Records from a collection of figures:

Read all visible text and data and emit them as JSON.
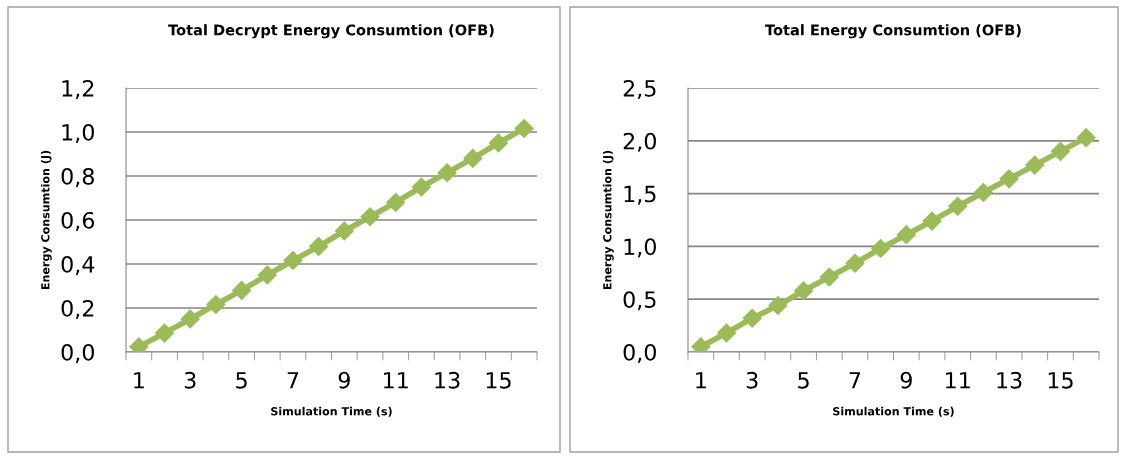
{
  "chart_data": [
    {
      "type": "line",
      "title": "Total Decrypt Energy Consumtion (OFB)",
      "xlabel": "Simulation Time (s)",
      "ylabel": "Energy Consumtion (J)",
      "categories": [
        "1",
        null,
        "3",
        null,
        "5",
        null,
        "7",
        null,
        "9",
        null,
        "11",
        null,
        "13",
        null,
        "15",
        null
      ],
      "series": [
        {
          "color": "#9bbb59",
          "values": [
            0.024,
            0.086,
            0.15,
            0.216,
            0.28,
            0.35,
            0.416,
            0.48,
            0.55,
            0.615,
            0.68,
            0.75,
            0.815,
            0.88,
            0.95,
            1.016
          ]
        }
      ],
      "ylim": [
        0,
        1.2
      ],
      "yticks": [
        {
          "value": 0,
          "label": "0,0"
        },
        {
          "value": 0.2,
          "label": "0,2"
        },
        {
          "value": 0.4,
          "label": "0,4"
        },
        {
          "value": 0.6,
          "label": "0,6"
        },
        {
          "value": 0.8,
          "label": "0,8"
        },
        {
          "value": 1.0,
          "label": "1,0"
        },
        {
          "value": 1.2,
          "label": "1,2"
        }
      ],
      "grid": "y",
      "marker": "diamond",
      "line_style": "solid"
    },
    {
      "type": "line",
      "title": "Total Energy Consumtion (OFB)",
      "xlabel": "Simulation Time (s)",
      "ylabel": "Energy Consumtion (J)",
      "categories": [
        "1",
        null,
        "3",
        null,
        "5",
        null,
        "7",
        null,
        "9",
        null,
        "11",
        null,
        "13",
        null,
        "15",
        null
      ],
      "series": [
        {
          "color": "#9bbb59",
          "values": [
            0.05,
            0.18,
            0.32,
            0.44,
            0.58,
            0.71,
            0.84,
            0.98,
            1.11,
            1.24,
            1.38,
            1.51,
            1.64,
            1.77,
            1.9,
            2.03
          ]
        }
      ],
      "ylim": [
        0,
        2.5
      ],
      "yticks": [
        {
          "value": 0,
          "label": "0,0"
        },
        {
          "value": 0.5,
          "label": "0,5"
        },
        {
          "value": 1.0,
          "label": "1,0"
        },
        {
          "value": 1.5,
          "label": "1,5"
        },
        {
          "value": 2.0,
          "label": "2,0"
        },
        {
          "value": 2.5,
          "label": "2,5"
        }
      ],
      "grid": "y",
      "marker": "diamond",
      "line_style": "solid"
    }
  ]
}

Stated task: Quote the listing above in full, except for the pictures.

Solution to this problem:
Read all visible text and data and emit them as JSON.
{
  "chart_data": [
    {
      "type": "line",
      "title": "Total Decrypt Energy Consumtion (OFB)",
      "xlabel": "Simulation Time (s)",
      "ylabel": "Energy Consumtion (J)",
      "categories": [
        "1",
        null,
        "3",
        null,
        "5",
        null,
        "7",
        null,
        "9",
        null,
        "11",
        null,
        "13",
        null,
        "15",
        null
      ],
      "series": [
        {
          "color": "#9bbb59",
          "values": [
            0.024,
            0.086,
            0.15,
            0.216,
            0.28,
            0.35,
            0.416,
            0.48,
            0.55,
            0.615,
            0.68,
            0.75,
            0.815,
            0.88,
            0.95,
            1.016
          ]
        }
      ],
      "ylim": [
        0,
        1.2
      ],
      "yticks": [
        {
          "value": 0,
          "label": "0,0"
        },
        {
          "value": 0.2,
          "label": "0,2"
        },
        {
          "value": 0.4,
          "label": "0,4"
        },
        {
          "value": 0.6,
          "label": "0,6"
        },
        {
          "value": 0.8,
          "label": "0,8"
        },
        {
          "value": 1.0,
          "label": "1,0"
        },
        {
          "value": 1.2,
          "label": "1,2"
        }
      ],
      "grid": "y",
      "marker": "diamond",
      "line_style": "solid"
    },
    {
      "type": "line",
      "title": "Total Energy Consumtion (OFB)",
      "xlabel": "Simulation Time (s)",
      "ylabel": "Energy Consumtion (J)",
      "categories": [
        "1",
        null,
        "3",
        null,
        "5",
        null,
        "7",
        null,
        "9",
        null,
        "11",
        null,
        "13",
        null,
        "15",
        null
      ],
      "series": [
        {
          "color": "#9bbb59",
          "values": [
            0.05,
            0.18,
            0.32,
            0.44,
            0.58,
            0.71,
            0.84,
            0.98,
            1.11,
            1.24,
            1.38,
            1.51,
            1.64,
            1.77,
            1.9,
            2.03
          ]
        }
      ],
      "ylim": [
        0,
        2.5
      ],
      "yticks": [
        {
          "value": 0,
          "label": "0,0"
        },
        {
          "value": 0.5,
          "label": "0,5"
        },
        {
          "value": 1.0,
          "label": "1,0"
        },
        {
          "value": 1.5,
          "label": "1,5"
        },
        {
          "value": 2.0,
          "label": "2,0"
        },
        {
          "value": 2.5,
          "label": "2,5"
        }
      ],
      "grid": "y",
      "marker": "diamond",
      "line_style": "solid"
    }
  ]
}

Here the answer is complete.